_Aim_. Return the lines below that carry the word "Open".

* begin Listed entries *

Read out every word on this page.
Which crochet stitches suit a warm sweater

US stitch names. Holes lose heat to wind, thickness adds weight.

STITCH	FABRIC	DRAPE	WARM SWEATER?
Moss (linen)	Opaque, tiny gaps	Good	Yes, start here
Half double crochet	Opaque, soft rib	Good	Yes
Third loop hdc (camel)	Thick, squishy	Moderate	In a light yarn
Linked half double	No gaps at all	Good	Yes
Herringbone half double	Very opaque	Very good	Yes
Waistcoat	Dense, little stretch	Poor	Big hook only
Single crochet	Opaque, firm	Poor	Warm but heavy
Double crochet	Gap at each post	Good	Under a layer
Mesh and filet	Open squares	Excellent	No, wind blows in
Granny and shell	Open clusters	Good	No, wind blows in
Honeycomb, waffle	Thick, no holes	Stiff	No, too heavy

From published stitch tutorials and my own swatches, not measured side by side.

* end Listed entries *

_Solution for this exercise_.
Mesh and filet	Open squares	Excellent	No, wind blows in
Granny and shell	Open clusters	Good	No, wind blows in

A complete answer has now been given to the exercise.